* begin *

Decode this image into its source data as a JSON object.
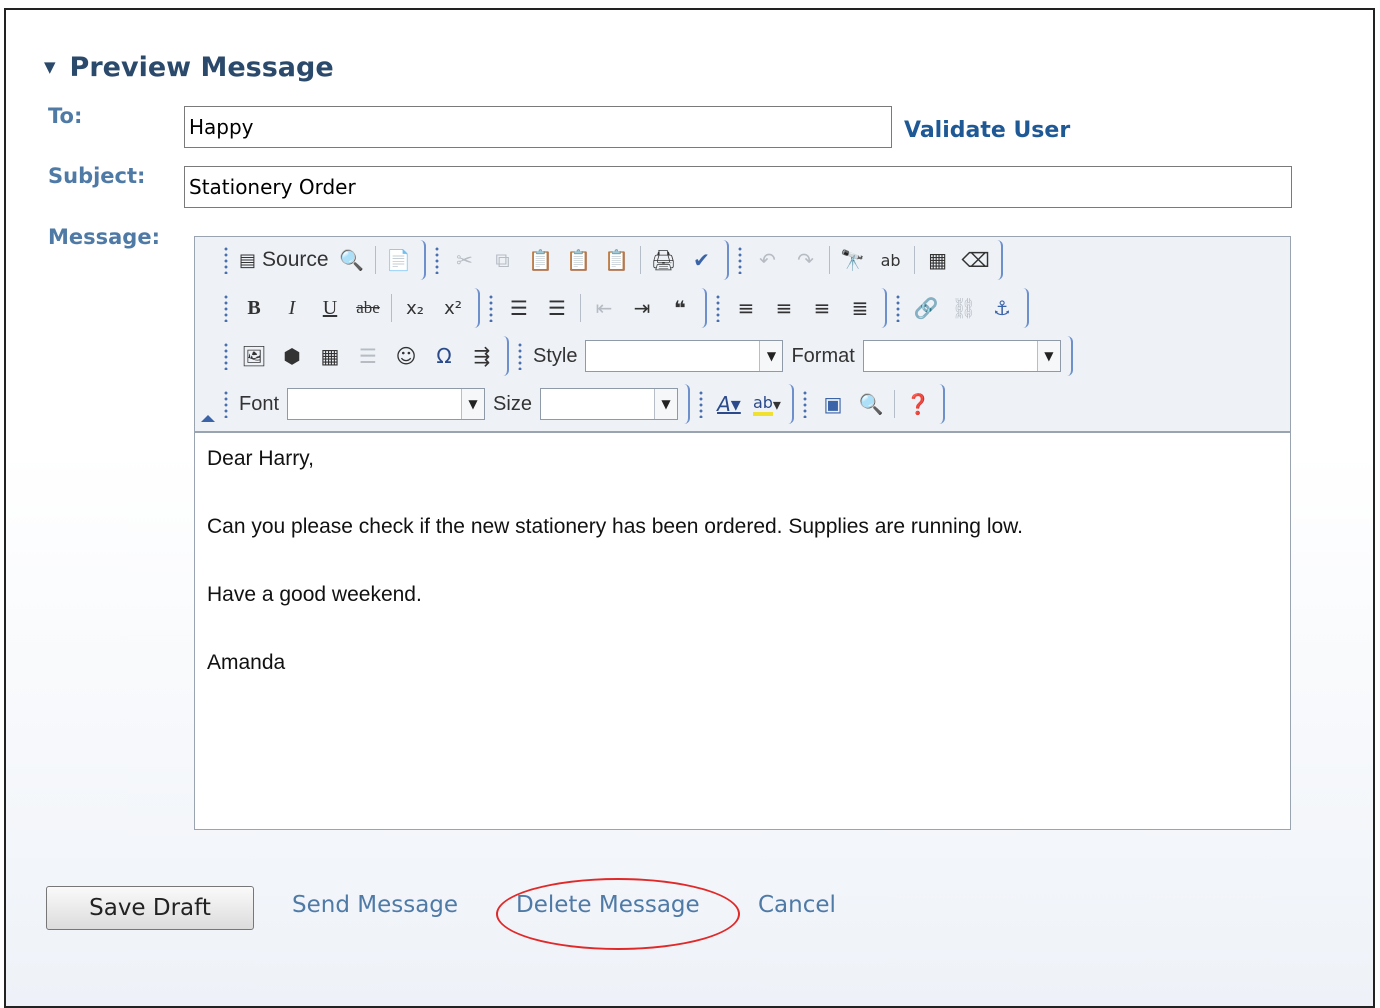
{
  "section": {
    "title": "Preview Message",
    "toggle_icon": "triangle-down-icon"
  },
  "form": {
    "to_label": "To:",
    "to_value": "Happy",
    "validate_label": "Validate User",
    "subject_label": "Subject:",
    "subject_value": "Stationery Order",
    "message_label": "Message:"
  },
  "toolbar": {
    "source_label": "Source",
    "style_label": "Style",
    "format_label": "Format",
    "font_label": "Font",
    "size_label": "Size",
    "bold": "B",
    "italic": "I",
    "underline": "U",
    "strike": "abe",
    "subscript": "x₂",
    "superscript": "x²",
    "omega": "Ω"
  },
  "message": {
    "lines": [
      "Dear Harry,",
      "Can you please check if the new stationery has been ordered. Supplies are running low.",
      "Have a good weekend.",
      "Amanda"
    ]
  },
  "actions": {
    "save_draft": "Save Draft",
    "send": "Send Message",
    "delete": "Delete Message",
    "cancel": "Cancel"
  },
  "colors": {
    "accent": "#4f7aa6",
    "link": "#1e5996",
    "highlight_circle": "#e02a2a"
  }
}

* end *

_Set task_. Quote the records above exactly, leaving out any pictures.

_Right answer_.
Decode this image into its source data as a JSON object.
{
  "section": {
    "title": "Preview Message",
    "toggle_icon": "triangle-down-icon"
  },
  "form": {
    "to_label": "To:",
    "to_value": "Happy",
    "validate_label": "Validate User",
    "subject_label": "Subject:",
    "subject_value": "Stationery Order",
    "message_label": "Message:"
  },
  "toolbar": {
    "source_label": "Source",
    "style_label": "Style",
    "format_label": "Format",
    "font_label": "Font",
    "size_label": "Size",
    "bold": "B",
    "italic": "I",
    "underline": "U",
    "strike": "abe",
    "subscript": "x₂",
    "superscript": "x²",
    "omega": "Ω"
  },
  "message": {
    "lines": [
      "Dear Harry,",
      "Can you please check if the new stationery has been ordered. Supplies are running low.",
      "Have a good weekend.",
      "Amanda"
    ]
  },
  "actions": {
    "save_draft": "Save Draft",
    "send": "Send Message",
    "delete": "Delete Message",
    "cancel": "Cancel"
  },
  "colors": {
    "accent": "#4f7aa6",
    "link": "#1e5996",
    "highlight_circle": "#e02a2a"
  }
}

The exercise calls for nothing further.